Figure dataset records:
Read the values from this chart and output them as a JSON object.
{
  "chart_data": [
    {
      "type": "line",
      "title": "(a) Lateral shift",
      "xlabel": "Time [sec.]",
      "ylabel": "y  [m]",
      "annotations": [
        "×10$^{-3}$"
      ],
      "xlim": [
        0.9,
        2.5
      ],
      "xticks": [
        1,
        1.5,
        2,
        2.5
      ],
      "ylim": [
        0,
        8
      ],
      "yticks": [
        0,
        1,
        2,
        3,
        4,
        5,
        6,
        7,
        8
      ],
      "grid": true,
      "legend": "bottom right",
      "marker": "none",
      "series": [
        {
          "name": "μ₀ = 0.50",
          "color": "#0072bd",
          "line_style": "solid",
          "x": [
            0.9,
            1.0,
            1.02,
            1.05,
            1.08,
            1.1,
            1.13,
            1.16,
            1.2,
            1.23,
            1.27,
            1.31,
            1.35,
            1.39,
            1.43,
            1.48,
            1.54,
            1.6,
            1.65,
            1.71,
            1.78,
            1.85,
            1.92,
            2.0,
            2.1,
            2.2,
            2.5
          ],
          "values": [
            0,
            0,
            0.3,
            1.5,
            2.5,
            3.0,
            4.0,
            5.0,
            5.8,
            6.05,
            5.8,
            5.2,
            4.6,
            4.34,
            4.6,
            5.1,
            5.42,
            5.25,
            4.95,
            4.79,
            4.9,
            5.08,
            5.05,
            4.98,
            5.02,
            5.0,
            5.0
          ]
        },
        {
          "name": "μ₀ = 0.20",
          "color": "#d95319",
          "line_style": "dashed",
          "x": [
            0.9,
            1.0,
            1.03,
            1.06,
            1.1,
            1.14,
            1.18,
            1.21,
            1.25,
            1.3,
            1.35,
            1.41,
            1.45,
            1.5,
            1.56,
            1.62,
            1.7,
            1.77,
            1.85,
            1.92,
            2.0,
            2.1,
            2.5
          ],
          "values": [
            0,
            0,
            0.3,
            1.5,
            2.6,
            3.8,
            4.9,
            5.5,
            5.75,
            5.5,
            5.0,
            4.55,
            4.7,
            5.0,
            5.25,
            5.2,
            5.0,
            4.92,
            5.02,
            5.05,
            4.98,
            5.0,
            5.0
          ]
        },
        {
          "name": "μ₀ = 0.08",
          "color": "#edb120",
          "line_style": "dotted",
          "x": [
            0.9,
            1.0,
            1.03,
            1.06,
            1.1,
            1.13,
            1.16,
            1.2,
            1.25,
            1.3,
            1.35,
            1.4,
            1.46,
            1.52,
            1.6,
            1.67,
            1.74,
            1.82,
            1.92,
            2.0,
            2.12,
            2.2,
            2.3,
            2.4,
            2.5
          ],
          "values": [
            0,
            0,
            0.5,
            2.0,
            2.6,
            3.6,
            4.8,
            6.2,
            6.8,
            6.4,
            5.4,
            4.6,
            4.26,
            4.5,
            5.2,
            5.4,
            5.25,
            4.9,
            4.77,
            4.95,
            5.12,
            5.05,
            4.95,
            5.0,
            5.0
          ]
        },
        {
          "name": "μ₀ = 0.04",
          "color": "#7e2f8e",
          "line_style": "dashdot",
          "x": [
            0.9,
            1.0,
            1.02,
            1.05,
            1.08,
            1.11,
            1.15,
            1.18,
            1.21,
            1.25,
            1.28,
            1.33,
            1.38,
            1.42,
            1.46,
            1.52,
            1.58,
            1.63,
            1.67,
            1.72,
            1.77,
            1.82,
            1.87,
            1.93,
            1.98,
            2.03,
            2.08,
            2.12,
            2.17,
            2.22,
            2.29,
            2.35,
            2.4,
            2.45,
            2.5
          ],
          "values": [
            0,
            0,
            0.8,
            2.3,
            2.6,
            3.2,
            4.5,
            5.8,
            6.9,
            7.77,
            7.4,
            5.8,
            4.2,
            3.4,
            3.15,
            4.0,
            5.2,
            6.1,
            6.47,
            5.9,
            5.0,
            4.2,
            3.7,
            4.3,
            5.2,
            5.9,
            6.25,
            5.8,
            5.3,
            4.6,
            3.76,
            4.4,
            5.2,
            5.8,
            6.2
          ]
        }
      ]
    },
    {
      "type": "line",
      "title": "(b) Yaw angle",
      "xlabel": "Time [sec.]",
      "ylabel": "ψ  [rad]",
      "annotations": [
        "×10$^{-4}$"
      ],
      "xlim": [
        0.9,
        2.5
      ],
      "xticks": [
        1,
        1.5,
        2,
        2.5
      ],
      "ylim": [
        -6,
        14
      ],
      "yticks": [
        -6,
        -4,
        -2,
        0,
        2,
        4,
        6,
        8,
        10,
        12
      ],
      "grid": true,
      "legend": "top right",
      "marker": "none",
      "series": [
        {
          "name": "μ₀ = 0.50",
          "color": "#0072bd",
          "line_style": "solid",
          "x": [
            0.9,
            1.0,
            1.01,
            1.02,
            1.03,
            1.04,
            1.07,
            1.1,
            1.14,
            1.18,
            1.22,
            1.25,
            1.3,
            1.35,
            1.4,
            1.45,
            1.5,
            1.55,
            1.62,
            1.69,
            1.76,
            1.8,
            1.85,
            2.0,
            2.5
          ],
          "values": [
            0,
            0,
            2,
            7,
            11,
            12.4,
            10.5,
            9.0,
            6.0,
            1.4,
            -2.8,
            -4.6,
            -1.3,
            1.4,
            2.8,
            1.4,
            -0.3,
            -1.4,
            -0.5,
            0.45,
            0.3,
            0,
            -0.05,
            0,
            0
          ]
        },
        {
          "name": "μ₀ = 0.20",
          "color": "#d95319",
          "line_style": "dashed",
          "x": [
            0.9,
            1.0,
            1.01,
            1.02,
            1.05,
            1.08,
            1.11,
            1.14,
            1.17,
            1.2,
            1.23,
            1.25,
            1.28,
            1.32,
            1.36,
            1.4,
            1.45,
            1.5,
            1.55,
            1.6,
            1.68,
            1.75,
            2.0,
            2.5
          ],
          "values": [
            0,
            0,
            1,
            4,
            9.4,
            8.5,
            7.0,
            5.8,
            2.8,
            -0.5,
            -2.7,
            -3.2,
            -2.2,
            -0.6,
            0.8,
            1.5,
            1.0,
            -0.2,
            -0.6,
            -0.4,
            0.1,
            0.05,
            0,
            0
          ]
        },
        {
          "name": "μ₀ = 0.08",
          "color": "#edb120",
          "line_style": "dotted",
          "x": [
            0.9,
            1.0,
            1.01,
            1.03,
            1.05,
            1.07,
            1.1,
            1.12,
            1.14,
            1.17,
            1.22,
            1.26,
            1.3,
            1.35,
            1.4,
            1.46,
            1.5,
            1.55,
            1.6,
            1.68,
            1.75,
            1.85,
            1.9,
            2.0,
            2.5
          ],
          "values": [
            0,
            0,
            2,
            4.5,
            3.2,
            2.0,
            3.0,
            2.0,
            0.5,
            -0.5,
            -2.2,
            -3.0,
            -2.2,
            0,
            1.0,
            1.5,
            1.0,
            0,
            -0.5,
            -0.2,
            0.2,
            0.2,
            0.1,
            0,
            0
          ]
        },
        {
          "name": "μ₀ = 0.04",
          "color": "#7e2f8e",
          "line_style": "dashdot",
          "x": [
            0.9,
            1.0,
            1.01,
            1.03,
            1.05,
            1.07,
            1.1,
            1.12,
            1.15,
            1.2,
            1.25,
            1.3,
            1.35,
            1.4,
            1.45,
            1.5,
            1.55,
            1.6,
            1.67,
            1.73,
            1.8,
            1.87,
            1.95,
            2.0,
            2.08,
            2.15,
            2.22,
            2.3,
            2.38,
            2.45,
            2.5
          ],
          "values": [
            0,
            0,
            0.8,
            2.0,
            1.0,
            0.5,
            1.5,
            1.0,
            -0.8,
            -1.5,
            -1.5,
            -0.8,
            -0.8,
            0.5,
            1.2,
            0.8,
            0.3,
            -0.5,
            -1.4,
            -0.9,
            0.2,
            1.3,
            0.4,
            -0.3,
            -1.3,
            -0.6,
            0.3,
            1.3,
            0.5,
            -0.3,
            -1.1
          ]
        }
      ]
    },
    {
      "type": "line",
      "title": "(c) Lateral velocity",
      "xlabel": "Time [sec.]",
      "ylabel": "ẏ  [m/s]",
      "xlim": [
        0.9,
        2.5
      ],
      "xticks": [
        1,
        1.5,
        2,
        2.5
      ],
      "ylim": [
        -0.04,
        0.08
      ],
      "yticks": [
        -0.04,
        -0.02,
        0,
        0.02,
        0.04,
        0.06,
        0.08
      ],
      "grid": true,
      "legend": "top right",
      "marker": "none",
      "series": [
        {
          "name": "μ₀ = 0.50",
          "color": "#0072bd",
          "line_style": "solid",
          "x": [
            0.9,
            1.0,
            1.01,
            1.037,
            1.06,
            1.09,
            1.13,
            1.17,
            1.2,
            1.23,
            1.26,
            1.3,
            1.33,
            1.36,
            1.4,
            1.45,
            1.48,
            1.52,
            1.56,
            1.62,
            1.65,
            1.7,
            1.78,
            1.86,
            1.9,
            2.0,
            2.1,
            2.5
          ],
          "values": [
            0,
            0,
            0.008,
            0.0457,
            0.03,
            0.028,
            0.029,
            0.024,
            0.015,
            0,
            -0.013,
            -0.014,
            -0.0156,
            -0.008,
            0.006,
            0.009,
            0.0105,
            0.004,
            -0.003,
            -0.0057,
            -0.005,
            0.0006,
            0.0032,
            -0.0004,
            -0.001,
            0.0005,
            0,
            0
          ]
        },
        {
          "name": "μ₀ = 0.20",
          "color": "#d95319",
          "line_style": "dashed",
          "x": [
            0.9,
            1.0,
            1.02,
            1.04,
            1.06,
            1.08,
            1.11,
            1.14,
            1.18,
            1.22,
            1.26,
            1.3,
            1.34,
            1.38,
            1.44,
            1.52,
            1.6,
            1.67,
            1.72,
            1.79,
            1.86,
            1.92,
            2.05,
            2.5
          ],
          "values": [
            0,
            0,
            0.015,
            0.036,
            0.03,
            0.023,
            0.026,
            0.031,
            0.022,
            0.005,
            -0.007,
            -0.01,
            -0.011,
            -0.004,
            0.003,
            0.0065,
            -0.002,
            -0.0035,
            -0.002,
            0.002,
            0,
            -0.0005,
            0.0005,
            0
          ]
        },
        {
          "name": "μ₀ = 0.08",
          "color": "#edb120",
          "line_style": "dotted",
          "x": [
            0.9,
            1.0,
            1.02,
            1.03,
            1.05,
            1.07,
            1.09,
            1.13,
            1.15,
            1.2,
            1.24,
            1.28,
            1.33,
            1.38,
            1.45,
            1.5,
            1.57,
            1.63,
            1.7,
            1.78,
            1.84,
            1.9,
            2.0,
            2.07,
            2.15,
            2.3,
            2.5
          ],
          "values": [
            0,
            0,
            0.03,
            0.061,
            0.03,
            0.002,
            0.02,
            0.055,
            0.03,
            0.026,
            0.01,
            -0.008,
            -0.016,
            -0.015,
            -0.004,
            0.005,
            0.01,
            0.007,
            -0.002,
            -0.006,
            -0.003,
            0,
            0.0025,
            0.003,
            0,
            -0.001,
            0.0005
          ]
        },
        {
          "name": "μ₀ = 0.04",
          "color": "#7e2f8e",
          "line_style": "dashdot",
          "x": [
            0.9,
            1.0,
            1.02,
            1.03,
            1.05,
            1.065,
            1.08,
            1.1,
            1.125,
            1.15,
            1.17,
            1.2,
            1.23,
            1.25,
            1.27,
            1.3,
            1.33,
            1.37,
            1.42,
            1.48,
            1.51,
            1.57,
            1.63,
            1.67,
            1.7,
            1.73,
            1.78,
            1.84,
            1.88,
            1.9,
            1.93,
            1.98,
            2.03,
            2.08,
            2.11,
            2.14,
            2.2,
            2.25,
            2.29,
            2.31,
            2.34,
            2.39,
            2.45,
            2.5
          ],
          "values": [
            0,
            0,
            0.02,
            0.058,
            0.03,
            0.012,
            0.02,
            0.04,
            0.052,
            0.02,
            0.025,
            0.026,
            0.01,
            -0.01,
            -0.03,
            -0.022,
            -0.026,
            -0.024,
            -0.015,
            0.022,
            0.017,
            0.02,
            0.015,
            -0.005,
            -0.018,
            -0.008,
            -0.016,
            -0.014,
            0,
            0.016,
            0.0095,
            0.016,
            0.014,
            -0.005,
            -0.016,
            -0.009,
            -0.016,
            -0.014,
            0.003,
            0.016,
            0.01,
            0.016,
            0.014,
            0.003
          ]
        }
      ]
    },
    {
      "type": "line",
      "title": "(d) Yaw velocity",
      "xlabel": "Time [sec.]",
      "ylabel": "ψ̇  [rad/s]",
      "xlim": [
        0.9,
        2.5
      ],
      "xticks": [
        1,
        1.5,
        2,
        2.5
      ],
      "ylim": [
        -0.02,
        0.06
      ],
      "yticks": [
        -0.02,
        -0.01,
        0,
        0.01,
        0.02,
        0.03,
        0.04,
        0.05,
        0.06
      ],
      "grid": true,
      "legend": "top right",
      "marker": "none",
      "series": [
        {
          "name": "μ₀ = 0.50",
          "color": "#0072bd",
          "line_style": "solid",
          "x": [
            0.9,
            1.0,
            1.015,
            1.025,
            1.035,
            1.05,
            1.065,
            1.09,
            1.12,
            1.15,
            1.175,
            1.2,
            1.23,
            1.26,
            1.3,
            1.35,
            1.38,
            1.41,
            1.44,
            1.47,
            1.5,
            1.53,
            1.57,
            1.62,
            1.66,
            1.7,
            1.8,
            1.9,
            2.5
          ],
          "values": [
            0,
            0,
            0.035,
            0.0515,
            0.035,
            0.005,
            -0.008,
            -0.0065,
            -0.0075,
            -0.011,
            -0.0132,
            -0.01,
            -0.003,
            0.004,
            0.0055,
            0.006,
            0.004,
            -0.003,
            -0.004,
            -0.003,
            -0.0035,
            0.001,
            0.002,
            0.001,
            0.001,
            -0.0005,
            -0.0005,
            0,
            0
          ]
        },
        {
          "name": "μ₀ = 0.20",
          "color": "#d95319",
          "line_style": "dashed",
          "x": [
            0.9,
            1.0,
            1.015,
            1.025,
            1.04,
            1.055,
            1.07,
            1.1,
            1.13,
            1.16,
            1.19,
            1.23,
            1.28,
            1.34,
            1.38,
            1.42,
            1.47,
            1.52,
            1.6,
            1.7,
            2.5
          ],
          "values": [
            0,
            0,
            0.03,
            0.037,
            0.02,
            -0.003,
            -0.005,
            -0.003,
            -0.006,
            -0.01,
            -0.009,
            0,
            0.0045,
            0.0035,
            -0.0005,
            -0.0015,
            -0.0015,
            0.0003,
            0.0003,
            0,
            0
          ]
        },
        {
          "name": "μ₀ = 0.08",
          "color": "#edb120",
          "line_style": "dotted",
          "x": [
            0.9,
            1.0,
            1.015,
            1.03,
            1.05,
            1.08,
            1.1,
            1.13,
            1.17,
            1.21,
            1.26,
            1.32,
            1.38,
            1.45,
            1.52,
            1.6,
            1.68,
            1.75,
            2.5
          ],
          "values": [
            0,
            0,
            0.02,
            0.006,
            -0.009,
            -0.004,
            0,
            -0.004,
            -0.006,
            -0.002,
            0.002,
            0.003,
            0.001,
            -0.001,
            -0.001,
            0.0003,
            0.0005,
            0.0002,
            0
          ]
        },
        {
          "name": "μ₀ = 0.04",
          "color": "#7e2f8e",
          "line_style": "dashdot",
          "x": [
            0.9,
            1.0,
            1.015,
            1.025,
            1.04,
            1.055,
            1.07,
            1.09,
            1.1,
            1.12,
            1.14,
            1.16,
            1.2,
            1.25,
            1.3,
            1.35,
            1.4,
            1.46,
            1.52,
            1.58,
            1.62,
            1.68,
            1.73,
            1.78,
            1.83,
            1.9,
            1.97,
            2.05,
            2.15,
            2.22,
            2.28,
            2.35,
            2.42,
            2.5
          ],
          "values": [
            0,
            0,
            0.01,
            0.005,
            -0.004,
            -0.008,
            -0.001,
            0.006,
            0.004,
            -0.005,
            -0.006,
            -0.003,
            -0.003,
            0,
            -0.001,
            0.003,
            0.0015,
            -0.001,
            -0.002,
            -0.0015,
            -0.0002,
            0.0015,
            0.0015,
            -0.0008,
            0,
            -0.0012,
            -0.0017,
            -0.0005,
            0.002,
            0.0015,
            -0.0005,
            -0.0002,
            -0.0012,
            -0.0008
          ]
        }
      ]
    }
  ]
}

Task statement:
Report the number of lines in the entries above that include the string "ylabel". Give nothing but the number.

Written solution:
4